═══ EXTRACTED MATERIAL ═══

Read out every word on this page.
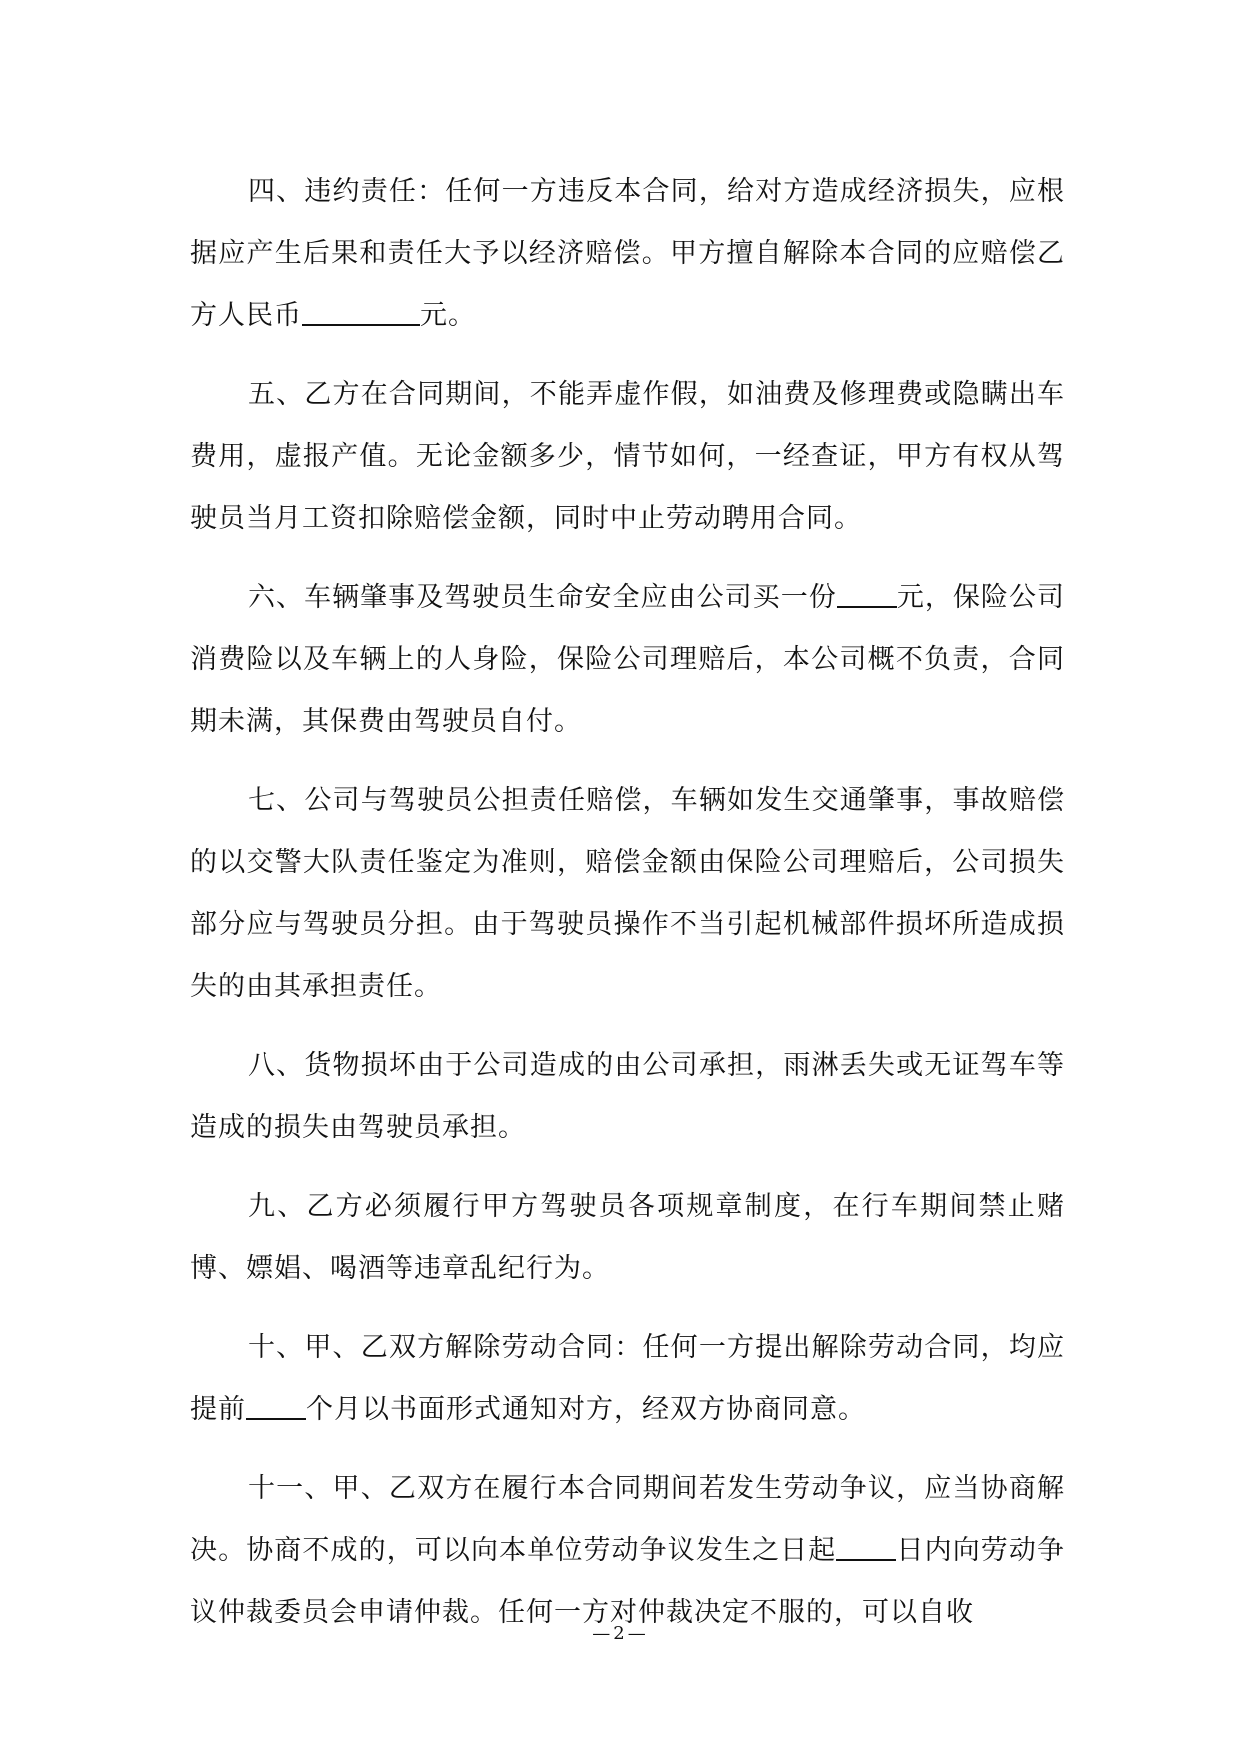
四、违约责任：任何一方违反本合同，给对方造成经济损失，应根据应产生后果和责任大予以经济赔偿。甲方擅自解除本合同的应赔偿乙方人民币	元。

五、乙方在合同期间，不能弄虚作假，如油费及修理费或隐瞒出车费用，虚报产值。无论金额多少，情节如何，一经查证，甲方有权从驾驶员当月工资扣除赔偿金额，同时中止劳动聘用合同。

六、车辆肇事及驾驶员生命安全应由公司买一份 元，保险公司消费险以及车辆上的人身险，保险公司理赔后，本公司概不负责，合同期未满，其保费由驾驶员自付。

七、公司与驾驶员公担责任赔偿，车辆如发生交通肇事，事故赔偿的以交警大队责任鉴定为准则，赔偿金额由保险公司理赔后，公司损失部分应与驾驶员分担。由于驾驶员操作不当引起机械部件损坏所造成损失的由其承担责任。

八、货物损坏由于公司造成的由公司承担，雨淋丢失或无证驾车等造成的损失由驾驶员承担。

九、乙方必须履行甲方驾驶员各项规章制度，在行车期间禁止赌博、嫖娼、喝酒等违章乱纪行为。

十、甲、乙双方解除劳动合同：任何一方提出解除劳动合同，均应提前 个月以书面形式通知对方，经双方协商同意。

十一、甲、乙双方在履行本合同期间若发生劳动争议，应当协商解决。协商不成的，可以向本单位劳动争议发生之日起 日内向劳动争议仲裁委员会申请仲裁。任何一方对仲裁决定不服的，可以自收

—2—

═══

### [WHAT YOU ARE ASKED TO DO]
Copy out all the entries exactly. Images stay out of the copy.

### [THE ANSWER]
Read out every word on this page.
四、违约责任：任何一方违反本合同，给对方造成经济损失，应根据应产生后果和责任大予以经济赔偿。甲方擅自解除本合同的应赔偿乙方人民币	元。

五、乙方在合同期间，不能弄虚作假，如油费及修理费或隐瞒出车费用，虚报产值。无论金额多少，情节如何，一经查证，甲方有权从驾驶员当月工资扣除赔偿金额，同时中止劳动聘用合同。

六、车辆肇事及驾驶员生命安全应由公司买一份 元，保险公司消费险以及车辆上的人身险，保险公司理赔后，本公司概不负责，合同期未满，其保费由驾驶员自付。

七、公司与驾驶员公担责任赔偿，车辆如发生交通肇事，事故赔偿的以交警大队责任鉴定为准则，赔偿金额由保险公司理赔后，公司损失部分应与驾驶员分担。由于驾驶员操作不当引起机械部件损坏所造成损失的由其承担责任。

八、货物损坏由于公司造成的由公司承担，雨淋丢失或无证驾车等造成的损失由驾驶员承担。

九、乙方必须履行甲方驾驶员各项规章制度，在行车期间禁止赌博、嫖娼、喝酒等违章乱纪行为。

十、甲、乙双方解除劳动合同：任何一方提出解除劳动合同，均应提前 个月以书面形式通知对方，经双方协商同意。

十一、甲、乙双方在履行本合同期间若发生劳动争议，应当协商解决。协商不成的，可以向本单位劳动争议发生之日起 日内向劳动争议仲裁委员会申请仲裁。任何一方对仲裁决定不服的，可以自收

—2—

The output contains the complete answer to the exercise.